Set task: Repeat, exactly and completely, the entries shown underneath.

** Start of Information provided **

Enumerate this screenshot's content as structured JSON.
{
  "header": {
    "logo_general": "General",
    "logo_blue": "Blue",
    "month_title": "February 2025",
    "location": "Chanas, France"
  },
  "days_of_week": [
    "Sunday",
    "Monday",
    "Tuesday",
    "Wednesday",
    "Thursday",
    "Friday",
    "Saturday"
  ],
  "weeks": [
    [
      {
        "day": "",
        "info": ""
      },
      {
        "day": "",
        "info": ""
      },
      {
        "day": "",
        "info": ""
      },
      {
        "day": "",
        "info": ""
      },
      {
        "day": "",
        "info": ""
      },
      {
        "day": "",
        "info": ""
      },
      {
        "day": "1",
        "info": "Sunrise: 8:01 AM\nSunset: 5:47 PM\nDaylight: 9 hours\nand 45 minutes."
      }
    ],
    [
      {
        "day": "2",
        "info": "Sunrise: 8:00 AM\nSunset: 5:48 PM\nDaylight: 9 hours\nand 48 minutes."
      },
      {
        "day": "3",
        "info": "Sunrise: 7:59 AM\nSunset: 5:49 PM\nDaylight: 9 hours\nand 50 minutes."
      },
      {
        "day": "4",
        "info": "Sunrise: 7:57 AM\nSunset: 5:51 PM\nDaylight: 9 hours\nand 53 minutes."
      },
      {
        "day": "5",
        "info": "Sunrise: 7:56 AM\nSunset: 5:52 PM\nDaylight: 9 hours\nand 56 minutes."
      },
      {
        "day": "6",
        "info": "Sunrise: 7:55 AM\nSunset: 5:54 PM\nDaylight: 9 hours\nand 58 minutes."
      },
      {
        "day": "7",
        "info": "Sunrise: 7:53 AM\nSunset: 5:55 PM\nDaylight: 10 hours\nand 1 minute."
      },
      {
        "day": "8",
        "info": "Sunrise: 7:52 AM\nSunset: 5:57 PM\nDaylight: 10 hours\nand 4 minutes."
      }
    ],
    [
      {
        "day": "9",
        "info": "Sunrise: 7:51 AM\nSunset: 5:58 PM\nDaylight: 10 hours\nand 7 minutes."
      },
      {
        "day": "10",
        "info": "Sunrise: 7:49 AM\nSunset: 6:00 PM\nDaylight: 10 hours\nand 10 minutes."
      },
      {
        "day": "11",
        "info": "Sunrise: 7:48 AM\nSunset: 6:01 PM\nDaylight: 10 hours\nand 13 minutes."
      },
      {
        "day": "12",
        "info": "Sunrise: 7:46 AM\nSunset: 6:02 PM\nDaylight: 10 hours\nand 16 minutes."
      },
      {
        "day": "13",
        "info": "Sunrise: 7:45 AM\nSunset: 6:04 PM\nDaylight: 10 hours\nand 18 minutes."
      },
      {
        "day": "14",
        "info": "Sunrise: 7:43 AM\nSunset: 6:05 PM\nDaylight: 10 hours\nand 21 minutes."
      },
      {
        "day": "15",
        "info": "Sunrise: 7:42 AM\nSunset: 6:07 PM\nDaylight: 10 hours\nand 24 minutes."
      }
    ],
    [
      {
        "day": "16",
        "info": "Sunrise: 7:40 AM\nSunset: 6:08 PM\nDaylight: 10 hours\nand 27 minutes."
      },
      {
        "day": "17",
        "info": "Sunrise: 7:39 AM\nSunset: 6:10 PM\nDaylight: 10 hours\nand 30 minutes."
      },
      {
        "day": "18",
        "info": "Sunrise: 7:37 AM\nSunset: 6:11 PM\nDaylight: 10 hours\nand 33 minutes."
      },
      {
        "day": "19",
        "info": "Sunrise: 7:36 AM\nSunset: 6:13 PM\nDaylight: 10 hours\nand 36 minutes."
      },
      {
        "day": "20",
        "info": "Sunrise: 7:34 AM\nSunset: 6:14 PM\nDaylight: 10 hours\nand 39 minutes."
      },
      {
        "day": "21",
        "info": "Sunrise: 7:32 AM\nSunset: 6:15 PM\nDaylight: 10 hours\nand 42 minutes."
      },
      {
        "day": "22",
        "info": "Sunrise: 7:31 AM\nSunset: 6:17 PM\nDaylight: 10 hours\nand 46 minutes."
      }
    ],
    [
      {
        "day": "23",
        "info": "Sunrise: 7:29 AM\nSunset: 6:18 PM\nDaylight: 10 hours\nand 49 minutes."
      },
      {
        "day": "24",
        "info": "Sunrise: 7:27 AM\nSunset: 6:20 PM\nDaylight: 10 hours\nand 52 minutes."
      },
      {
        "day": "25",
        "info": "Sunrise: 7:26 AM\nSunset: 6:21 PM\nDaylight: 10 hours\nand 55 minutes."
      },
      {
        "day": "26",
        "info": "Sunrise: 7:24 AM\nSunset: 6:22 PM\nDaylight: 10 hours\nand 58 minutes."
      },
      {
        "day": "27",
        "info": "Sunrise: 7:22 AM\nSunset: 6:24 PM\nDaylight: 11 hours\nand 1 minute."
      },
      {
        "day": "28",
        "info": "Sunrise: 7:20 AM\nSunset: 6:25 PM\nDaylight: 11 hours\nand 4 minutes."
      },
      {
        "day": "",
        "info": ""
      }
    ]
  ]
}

** End of Information provided **

Response for this exercise:
Enumerate this screenshot's content as structured JSON.
{
  "header": {
    "logo_general": "General",
    "logo_blue": "Blue",
    "month_title": "February 2025",
    "location": "Chanas, France"
  },
  "days_of_week": [
    "Sunday",
    "Monday",
    "Tuesday",
    "Wednesday",
    "Thursday",
    "Friday",
    "Saturday"
  ],
  "weeks": [
    [
      {
        "day": "",
        "info": ""
      },
      {
        "day": "",
        "info": ""
      },
      {
        "day": "",
        "info": ""
      },
      {
        "day": "",
        "info": ""
      },
      {
        "day": "",
        "info": ""
      },
      {
        "day": "",
        "info": ""
      },
      {
        "day": "1",
        "info": "Sunrise: 8:01 AM\nSunset: 5:47 PM\nDaylight: 9 hours\nand 45 minutes."
      }
    ],
    [
      {
        "day": "2",
        "info": "Sunrise: 8:00 AM\nSunset: 5:48 PM\nDaylight: 9 hours\nand 48 minutes."
      },
      {
        "day": "3",
        "info": "Sunrise: 7:59 AM\nSunset: 5:49 PM\nDaylight: 9 hours\nand 50 minutes."
      },
      {
        "day": "4",
        "info": "Sunrise: 7:57 AM\nSunset: 5:51 PM\nDaylight: 9 hours\nand 53 minutes."
      },
      {
        "day": "5",
        "info": "Sunrise: 7:56 AM\nSunset: 5:52 PM\nDaylight: 9 hours\nand 56 minutes."
      },
      {
        "day": "6",
        "info": "Sunrise: 7:55 AM\nSunset: 5:54 PM\nDaylight: 9 hours\nand 58 minutes."
      },
      {
        "day": "7",
        "info": "Sunrise: 7:53 AM\nSunset: 5:55 PM\nDaylight: 10 hours\nand 1 minute."
      },
      {
        "day": "8",
        "info": "Sunrise: 7:52 AM\nSunset: 5:57 PM\nDaylight: 10 hours\nand 4 minutes."
      }
    ],
    [
      {
        "day": "9",
        "info": "Sunrise: 7:51 AM\nSunset: 5:58 PM\nDaylight: 10 hours\nand 7 minutes."
      },
      {
        "day": "10",
        "info": "Sunrise: 7:49 AM\nSunset: 6:00 PM\nDaylight: 10 hours\nand 10 minutes."
      },
      {
        "day": "11",
        "info": "Sunrise: 7:48 AM\nSunset: 6:01 PM\nDaylight: 10 hours\nand 13 minutes."
      },
      {
        "day": "12",
        "info": "Sunrise: 7:46 AM\nSunset: 6:02 PM\nDaylight: 10 hours\nand 16 minutes."
      },
      {
        "day": "13",
        "info": "Sunrise: 7:45 AM\nSunset: 6:04 PM\nDaylight: 10 hours\nand 18 minutes."
      },
      {
        "day": "14",
        "info": "Sunrise: 7:43 AM\nSunset: 6:05 PM\nDaylight: 10 hours\nand 21 minutes."
      },
      {
        "day": "15",
        "info": "Sunrise: 7:42 AM\nSunset: 6:07 PM\nDaylight: 10 hours\nand 24 minutes."
      }
    ],
    [
      {
        "day": "16",
        "info": "Sunrise: 7:40 AM\nSunset: 6:08 PM\nDaylight: 10 hours\nand 27 minutes."
      },
      {
        "day": "17",
        "info": "Sunrise: 7:39 AM\nSunset: 6:10 PM\nDaylight: 10 hours\nand 30 minutes."
      },
      {
        "day": "18",
        "info": "Sunrise: 7:37 AM\nSunset: 6:11 PM\nDaylight: 10 hours\nand 33 minutes."
      },
      {
        "day": "19",
        "info": "Sunrise: 7:36 AM\nSunset: 6:13 PM\nDaylight: 10 hours\nand 36 minutes."
      },
      {
        "day": "20",
        "info": "Sunrise: 7:34 AM\nSunset: 6:14 PM\nDaylight: 10 hours\nand 39 minutes."
      },
      {
        "day": "21",
        "info": "Sunrise: 7:32 AM\nSunset: 6:15 PM\nDaylight: 10 hours\nand 42 minutes."
      },
      {
        "day": "22",
        "info": "Sunrise: 7:31 AM\nSunset: 6:17 PM\nDaylight: 10 hours\nand 46 minutes."
      }
    ],
    [
      {
        "day": "23",
        "info": "Sunrise: 7:29 AM\nSunset: 6:18 PM\nDaylight: 10 hours\nand 49 minutes."
      },
      {
        "day": "24",
        "info": "Sunrise: 7:27 AM\nSunset: 6:20 PM\nDaylight: 10 hours\nand 52 minutes."
      },
      {
        "day": "25",
        "info": "Sunrise: 7:26 AM\nSunset: 6:21 PM\nDaylight: 10 hours\nand 55 minutes."
      },
      {
        "day": "26",
        "info": "Sunrise: 7:24 AM\nSunset: 6:22 PM\nDaylight: 10 hours\nand 58 minutes."
      },
      {
        "day": "27",
        "info": "Sunrise: 7:22 AM\nSunset: 6:24 PM\nDaylight: 11 hours\nand 1 minute."
      },
      {
        "day": "28",
        "info": "Sunrise: 7:20 AM\nSunset: 6:25 PM\nDaylight: 11 hours\nand 4 minutes."
      },
      {
        "day": "",
        "info": ""
      }
    ]
  ]
}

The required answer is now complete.